◆ **Exercise**:
Exactly as they appear, output all of the entries.

Data listing
########

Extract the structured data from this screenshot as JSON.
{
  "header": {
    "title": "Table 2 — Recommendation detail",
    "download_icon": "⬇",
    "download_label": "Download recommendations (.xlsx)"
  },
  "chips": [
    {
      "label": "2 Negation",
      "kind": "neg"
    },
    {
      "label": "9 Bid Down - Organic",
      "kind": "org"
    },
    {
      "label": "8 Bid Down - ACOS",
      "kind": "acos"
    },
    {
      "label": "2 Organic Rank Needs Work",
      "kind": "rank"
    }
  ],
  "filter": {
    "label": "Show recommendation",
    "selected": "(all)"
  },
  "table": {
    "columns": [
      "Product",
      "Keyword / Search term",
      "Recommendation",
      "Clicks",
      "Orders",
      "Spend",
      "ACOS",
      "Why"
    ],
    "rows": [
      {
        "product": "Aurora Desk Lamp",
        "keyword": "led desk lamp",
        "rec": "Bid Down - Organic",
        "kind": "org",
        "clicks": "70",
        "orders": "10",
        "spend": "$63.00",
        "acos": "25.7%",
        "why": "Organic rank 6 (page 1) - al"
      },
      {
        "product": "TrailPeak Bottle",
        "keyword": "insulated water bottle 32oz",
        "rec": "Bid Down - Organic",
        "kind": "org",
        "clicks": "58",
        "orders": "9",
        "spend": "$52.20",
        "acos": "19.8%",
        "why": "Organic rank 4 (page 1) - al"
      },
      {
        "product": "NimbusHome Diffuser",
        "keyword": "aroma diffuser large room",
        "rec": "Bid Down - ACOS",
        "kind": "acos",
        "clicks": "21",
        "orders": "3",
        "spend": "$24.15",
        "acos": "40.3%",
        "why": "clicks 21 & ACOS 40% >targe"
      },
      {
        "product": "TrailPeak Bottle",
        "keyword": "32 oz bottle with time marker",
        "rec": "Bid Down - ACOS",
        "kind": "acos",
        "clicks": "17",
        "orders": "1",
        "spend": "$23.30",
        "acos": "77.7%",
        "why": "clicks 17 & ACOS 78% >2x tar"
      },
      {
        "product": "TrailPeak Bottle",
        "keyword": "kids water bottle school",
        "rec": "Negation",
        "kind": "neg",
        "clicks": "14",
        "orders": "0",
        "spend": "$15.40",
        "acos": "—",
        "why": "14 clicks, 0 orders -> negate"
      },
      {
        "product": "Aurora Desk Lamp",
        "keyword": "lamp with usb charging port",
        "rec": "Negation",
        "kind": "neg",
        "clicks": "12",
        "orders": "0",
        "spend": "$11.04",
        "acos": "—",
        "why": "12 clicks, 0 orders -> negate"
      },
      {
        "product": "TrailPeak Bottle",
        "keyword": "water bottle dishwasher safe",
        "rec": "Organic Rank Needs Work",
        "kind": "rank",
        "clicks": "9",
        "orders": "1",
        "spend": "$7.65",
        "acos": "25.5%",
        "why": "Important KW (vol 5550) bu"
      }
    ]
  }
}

########

◆ **Solution**:
Extract the structured data from this screenshot as JSON.
{
  "header": {
    "title": "Table 2 — Recommendation detail",
    "download_icon": "⬇",
    "download_label": "Download recommendations (.xlsx)"
  },
  "chips": [
    {
      "label": "2 Negation",
      "kind": "neg"
    },
    {
      "label": "9 Bid Down - Organic",
      "kind": "org"
    },
    {
      "label": "8 Bid Down - ACOS",
      "kind": "acos"
    },
    {
      "label": "2 Organic Rank Needs Work",
      "kind": "rank"
    }
  ],
  "filter": {
    "label": "Show recommendation",
    "selected": "(all)"
  },
  "table": {
    "columns": [
      "Product",
      "Keyword / Search term",
      "Recommendation",
      "Clicks",
      "Orders",
      "Spend",
      "ACOS",
      "Why"
    ],
    "rows": [
      {
        "product": "Aurora Desk Lamp",
        "keyword": "led desk lamp",
        "rec": "Bid Down - Organic",
        "kind": "org",
        "clicks": "70",
        "orders": "10",
        "spend": "$63.00",
        "acos": "25.7%",
        "why": "Organic rank 6 (page 1) - al"
      },
      {
        "product": "TrailPeak Bottle",
        "keyword": "insulated water bottle 32oz",
        "rec": "Bid Down - Organic",
        "kind": "org",
        "clicks": "58",
        "orders": "9",
        "spend": "$52.20",
        "acos": "19.8%",
        "why": "Organic rank 4 (page 1) - al"
      },
      {
        "product": "NimbusHome Diffuser",
        "keyword": "aroma diffuser large room",
        "rec": "Bid Down - ACOS",
        "kind": "acos",
        "clicks": "21",
        "orders": "3",
        "spend": "$24.15",
        "acos": "40.3%",
        "why": "clicks 21 & ACOS 40% >targe"
      },
      {
        "product": "TrailPeak Bottle",
        "keyword": "32 oz bottle with time marker",
        "rec": "Bid Down - ACOS",
        "kind": "acos",
        "clicks": "17",
        "orders": "1",
        "spend": "$23.30",
        "acos": "77.7%",
        "why": "clicks 17 & ACOS 78% >2x tar"
      },
      {
        "product": "TrailPeak Bottle",
        "keyword": "kids water bottle school",
        "rec": "Negation",
        "kind": "neg",
        "clicks": "14",
        "orders": "0",
        "spend": "$15.40",
        "acos": "—",
        "why": "14 clicks, 0 orders -> negate"
      },
      {
        "product": "Aurora Desk Lamp",
        "keyword": "lamp with usb charging port",
        "rec": "Negation",
        "kind": "neg",
        "clicks": "12",
        "orders": "0",
        "spend": "$11.04",
        "acos": "—",
        "why": "12 clicks, 0 orders -> negate"
      },
      {
        "product": "TrailPeak Bottle",
        "keyword": "water bottle dishwasher safe",
        "rec": "Organic Rank Needs Work",
        "kind": "rank",
        "clicks": "9",
        "orders": "1",
        "spend": "$7.65",
        "acos": "25.5%",
        "why": "Important KW (vol 5550) bu"
      }
    ]
  }
}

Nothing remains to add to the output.